▼
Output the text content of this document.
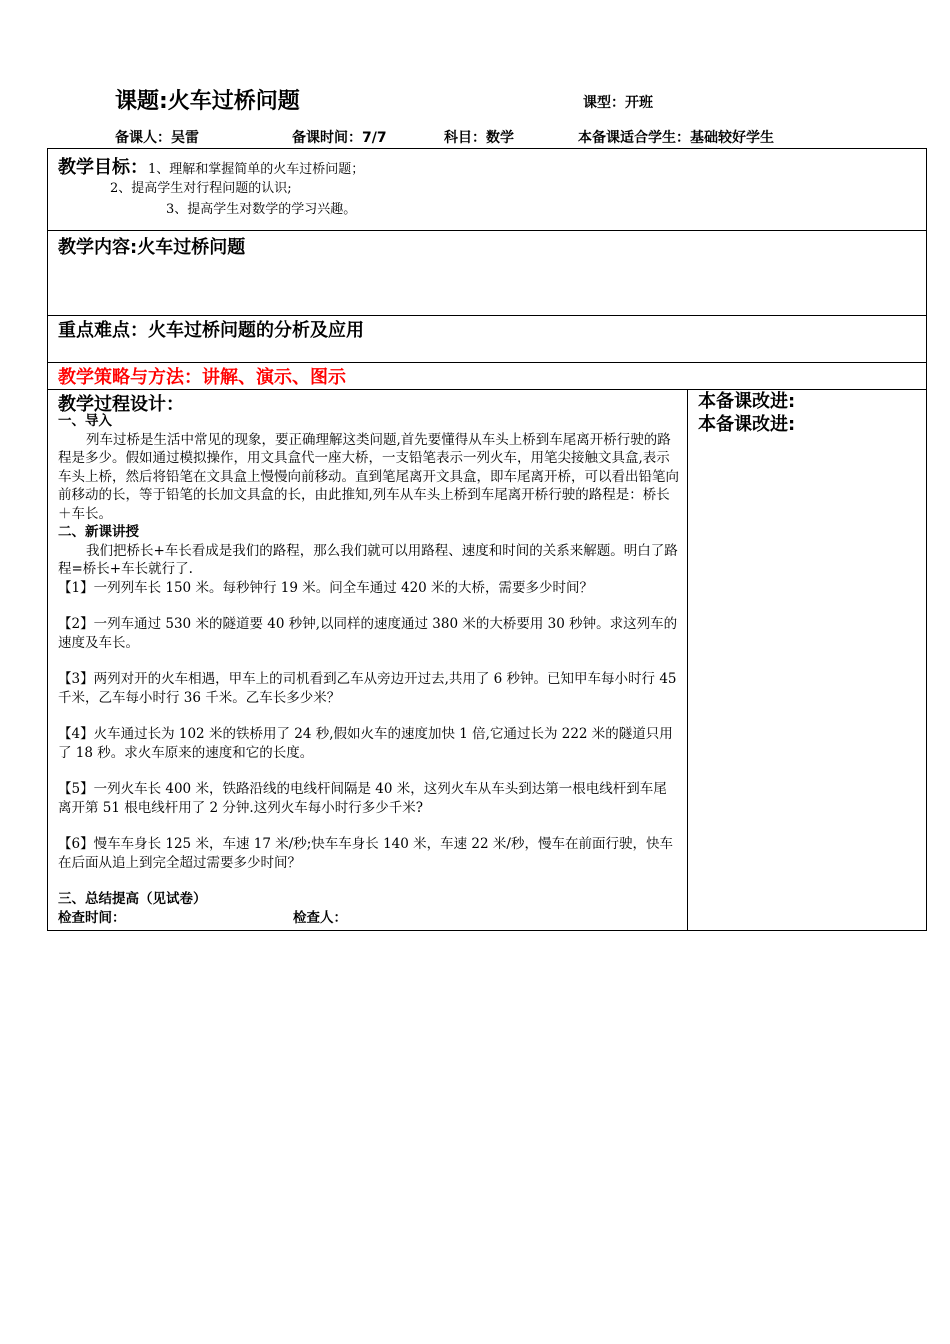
课题:火车过桥问题	课型：开班
备课人：吴雷	备课时间：7/7	科目：数学	本备课适合学生：基础较好学生
教学目标：1、理解和掌握简单的火车过桥问题；
2、提高学生对行程问题的认识;
3、提高学生对数学的学习兴趣。
教学内容:火车过桥问题
重点难点：火车过桥问题的分析及应用
教学策略与方法：讲解、演示、图示
教学过程设计：

一、导入

列车过桥是生活中常见的现象，要正确理解这类问题,首先要懂得从车头上桥到车尾离开桥行驶的路程是多少。假如通过模拟操作，用文具盒代一座大桥，一支铅笔表示一列火车，用笔尖接触文具盒,表示车头上桥，然后将铅笔在文具盒上慢慢向前移动。直到笔尾离开文具盒，即车尾离开桥，可以看出铅笔向前移动的长，等于铅笔的长加文具盒的长，由此推知,列车从车头上桥到车尾离开桥行驶的路程是：桥长＋车长。

二、新课讲授

我们把桥长+车长看成是我们的路程，那么我们就可以用路程、速度和时间的关系来解题。明白了路程=桥长+车长就行了.

【1】一列列车长 150 米。每秒钟行 19 米。问全车通过 420 米的大桥，需要多少时间？

【2】一列车通过 530 米的隧道要 40 秒钟,以同样的速度通过 380 米的大桥要用 30 秒钟。求这列车的速度及车长。

【3】两列对开的火车相遇，甲车上的司机看到乙车从旁边开过去,共用了 6 秒钟。已知甲车每小时行 45 千米，乙车每小时行 36 千米。乙车长多少米？

【4】火车通过长为 102 米的铁桥用了 24 秒,假如火车的速度加快 1 倍,它通过长为 222 米的隧道只用了 18 秒。求火车原来的速度和它的长度。

【5】一列火车长 400 米，铁路沿线的电线杆间隔是 40 米，这列火车从车头到达第一根电线杆到车尾离开第 51 根电线杆用了 2 分钟.这列火车每小时行多少千米?

【6】慢车车身长 125 米，车速 17 米/秒;快车车身长 140 米，车速 22 米/秒，慢车在前面行驶，快车在后面从追上到完全超过需要多少时间？

三、总结提高（见试卷）

检查时间：	检查人：
本备课改进:
本备课改进:
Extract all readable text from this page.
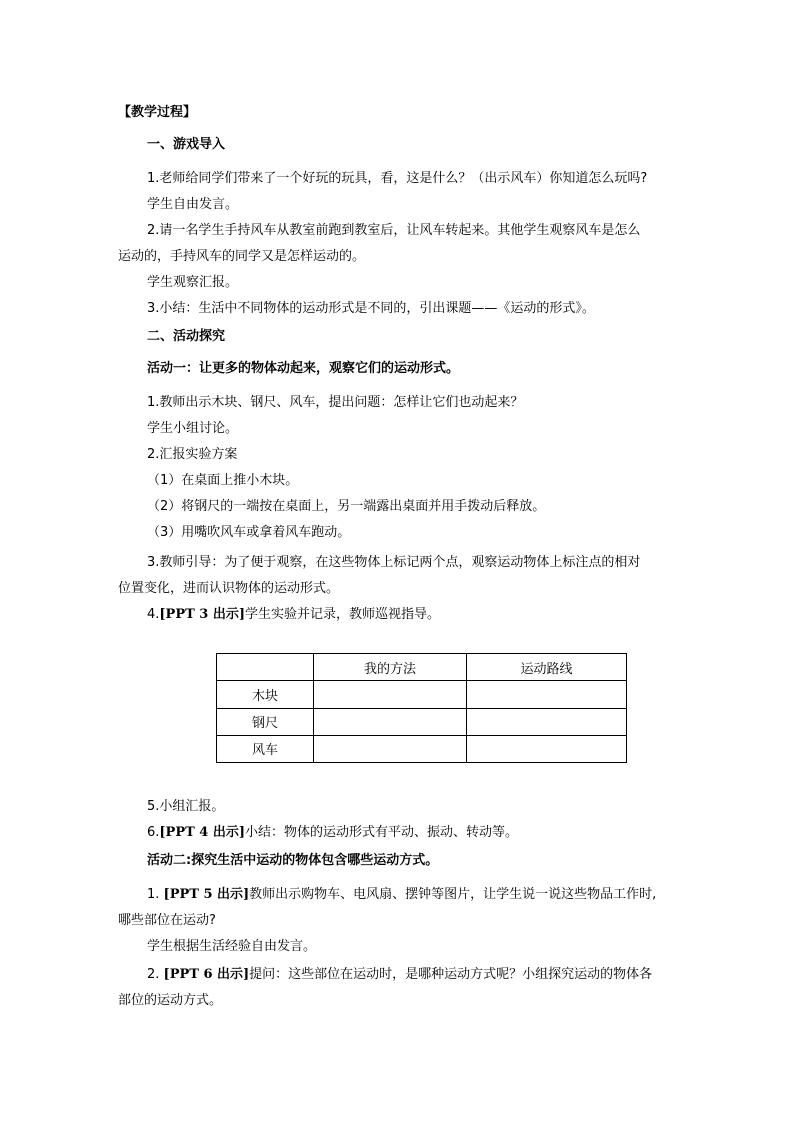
【教学过程】
一、游戏导入
1.老师给同学们带来了一个好玩的玩具，看，这是什么？（出示风车）你知道怎么玩吗?
学生自由发言。
2.请一名学生手持风车从教室前跑到教室后，让风车转起来。其他学生观察风车是怎么
运动的，手持风车的同学又是怎样运动的。
学生观察汇报。
3.小结：生活中不同物体的运动形式是不同的，引出课题——《运动的形式》。
二、活动探究
活动一：让更多的物体动起来，观察它们的运动形式。
1.教师出示木块、钢尺、风车，提出问题：怎样让它们也动起来？
学生小组讨论。
2.汇报实验方案
（1）在桌面上推小木块。
（2）将钢尺的一端按在桌面上，另一端露出桌面并用手拨动后释放。
（3）用嘴吹风车或拿着风车跑动。
3.教师引导：为了便于观察，在这些物体上标记两个点，观察运动物体上标注点的相对
位置变化，进而认识物体的运动形式。
4.[PPT 3 出示]学生实验并记录，教师巡视指导。
	我的方法	运动路线
木块		
钢尺		
风车		
5.小组汇报。
6.[PPT 4 出示]小结：物体的运动形式有平动、振动、转动等。
活动二:探究生活中运动的物体包含哪些运动方式。
1. [PPT 5 出示]教师出示购物车、电风扇、摆钟等图片，让学生说一说这些物品工作时,
哪些部位在运动?
学生根据生活经验自由发言。
2. [PPT 6 出示]提问：这些部位在运动时，是哪种运动方式呢？小组探究运动的物体各
部位的运动方式。
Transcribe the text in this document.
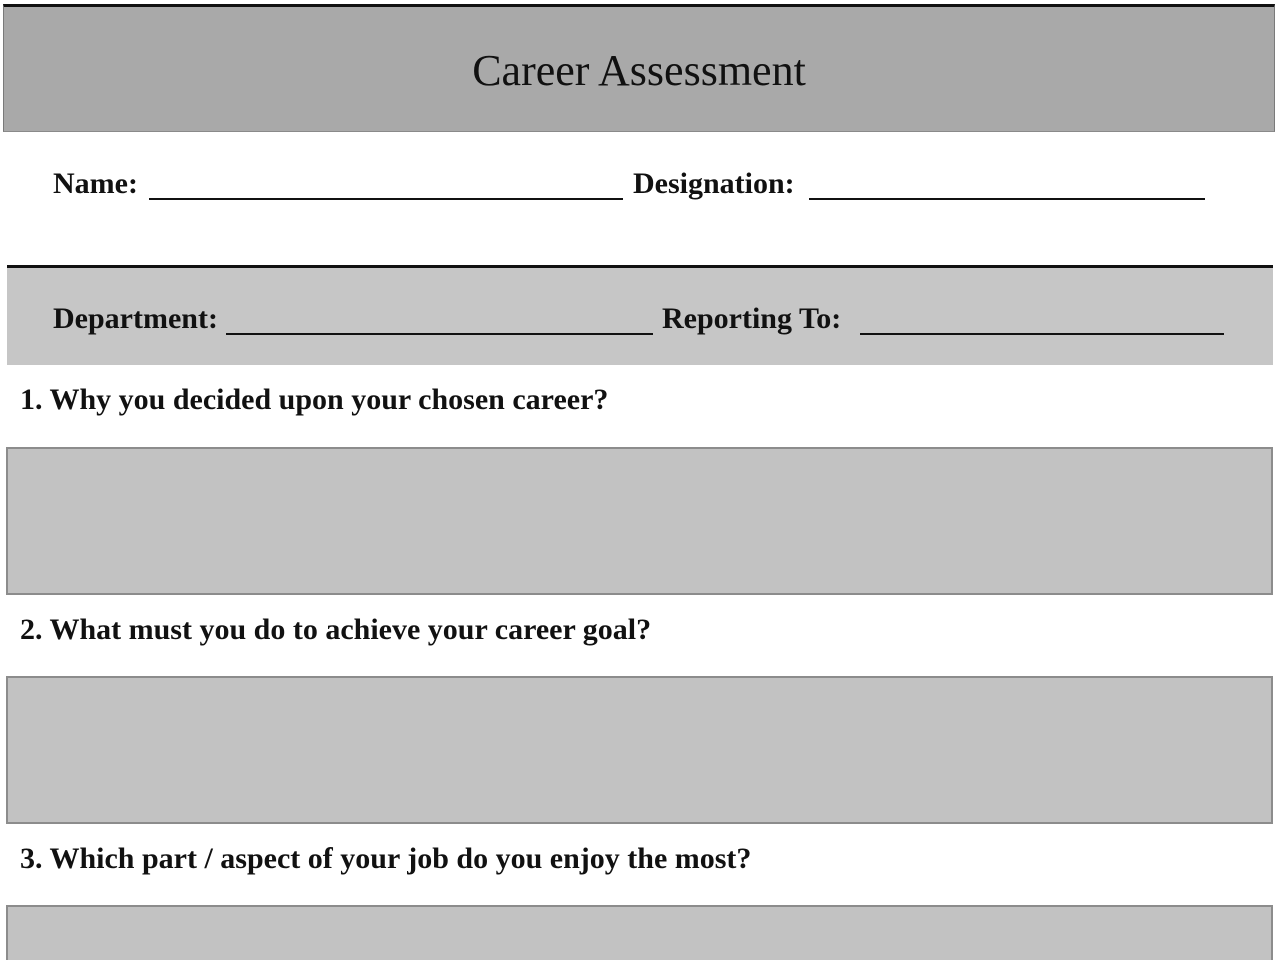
Career Assessment
Name:	Designation:
Department:	Reporting To:
1. Why you decided upon your chosen career?
2. What must you do to achieve your career goal?
3. Which part / aspect of your job do you enjoy the most?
▲
▶ Set task
Without including any picture, repeat the data exactly.

▶ Worked solution
Output the text content of this document.
课题:火车过桥问题	课型：开班
备课人：吴雷	备课时间：7/7	科目：数学	本备课适合学生：基础较好学生
教学目标：1、理解和掌握简单的火车过桥问题；
2、提高学生对行程问题的认识;
3、提高学生对数学的学习兴趣。
教学内容:火车过桥问题
重点难点：火车过桥问题的分析及应用
教学策略与方法：讲解、演示、图示
教学过程设计：

一、导入

列车过桥是生活中常见的现象，要正确理解这类问题,首先要懂得从车头上桥到车尾离开桥行驶的路程是多少。假如通过模拟操作，用文具盒代一座大桥，一支铅笔表示一列火车，用笔尖接触文具盒,表示车头上桥，然后将铅笔在文具盒上慢慢向前移动。直到笔尾离开文具盒，即车尾离开桥，可以看出铅笔向前移动的长，等于铅笔的长加文具盒的长，由此推知,列车从车头上桥到车尾离开桥行驶的路程是：桥长＋车长。

二、新课讲授

我们把桥长+车长看成是我们的路程，那么我们就可以用路程、速度和时间的关系来解题。明白了路程=桥长+车长就行了.

【1】一列列车长 150 米。每秒钟行 19 米。问全车通过 420 米的大桥，需要多少时间？

【2】一列车通过 530 米的隧道要 40 秒钟,以同样的速度通过 380 米的大桥要用 30 秒钟。求这列车的速度及车长。

【3】两列对开的火车相遇，甲车上的司机看到乙车从旁边开过去,共用了 6 秒钟。已知甲车每小时行 45 千米，乙车每小时行 36 千米。乙车长多少米？

【4】火车通过长为 102 米的铁桥用了 24 秒,假如火车的速度加快 1 倍,它通过长为 222 米的隧道只用了 18 秒。求火车原来的速度和它的长度。

【5】一列火车长 400 米，铁路沿线的电线杆间隔是 40 米，这列火车从车头到达第一根电线杆到车尾离开第 51 根电线杆用了 2 分钟.这列火车每小时行多少千米?

【6】慢车车身长 125 米，车速 17 米/秒;快车车身长 140 米，车速 22 米/秒，慢车在前面行驶，快车在后面从追上到完全超过需要多少时间？

三、总结提高（见试卷）

检查时间：	检查人：
本备课改进:
本备课改进:
Extract all readable text from this page.
【教学过程】
一、游戏导入
1.老师给同学们带来了一个好玩的玩具，看，这是什么？（出示风车）你知道怎么玩吗?
学生自由发言。
2.请一名学生手持风车从教室前跑到教室后，让风车转起来。其他学生观察风车是怎么
运动的，手持风车的同学又是怎样运动的。
学生观察汇报。
3.小结：生活中不同物体的运动形式是不同的，引出课题——《运动的形式》。
二、活动探究
活动一：让更多的物体动起来，观察它们的运动形式。
1.教师出示木块、钢尺、风车，提出问题：怎样让它们也动起来？
学生小组讨论。
2.汇报实验方案
（1）在桌面上推小木块。
（2）将钢尺的一端按在桌面上，另一端露出桌面并用手拨动后释放。
（3）用嘴吹风车或拿着风车跑动。
3.教师引导：为了便于观察，在这些物体上标记两个点，观察运动物体上标注点的相对
位置变化，进而认识物体的运动形式。
4.[PPT 3 出示]学生实验并记录，教师巡视指导。
	我的方法	运动路线
木块		
钢尺		
风车		
5.小组汇报。
6.[PPT 4 出示]小结：物体的运动形式有平动、振动、转动等。
活动二:探究生活中运动的物体包含哪些运动方式。
1. [PPT 5 出示]教师出示购物车、电风扇、摆钟等图片，让学生说一说这些物品工作时,
哪些部位在运动?
学生根据生活经验自由发言。
2. [PPT 6 出示]提问：这些部位在运动时，是哪种运动方式呢？小组探究运动的物体各
部位的运动方式。
Transcribe the text in this document.
Career Assessment
Name:	Designation:
Department:	Reporting To:
1. Why you decided upon your chosen career?
2. What must you do to achieve your career goal?
3. Which part / aspect of your job do you enjoy the most?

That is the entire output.